____ GIVEN ENTRIES

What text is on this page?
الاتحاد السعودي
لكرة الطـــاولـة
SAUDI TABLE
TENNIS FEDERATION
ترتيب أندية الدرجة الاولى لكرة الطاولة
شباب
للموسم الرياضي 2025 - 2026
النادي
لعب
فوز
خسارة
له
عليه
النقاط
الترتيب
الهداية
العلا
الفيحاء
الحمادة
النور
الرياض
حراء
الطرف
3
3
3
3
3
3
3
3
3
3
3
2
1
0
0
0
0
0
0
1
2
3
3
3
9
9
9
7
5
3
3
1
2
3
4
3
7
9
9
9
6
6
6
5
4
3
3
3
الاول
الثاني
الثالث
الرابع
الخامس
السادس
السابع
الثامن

________

> GIVEN PROBLEM
Looking at the material above, count the lines that hold "لكرة" and give the total alone.

> SOLUTION TO THIS EXERCISE
2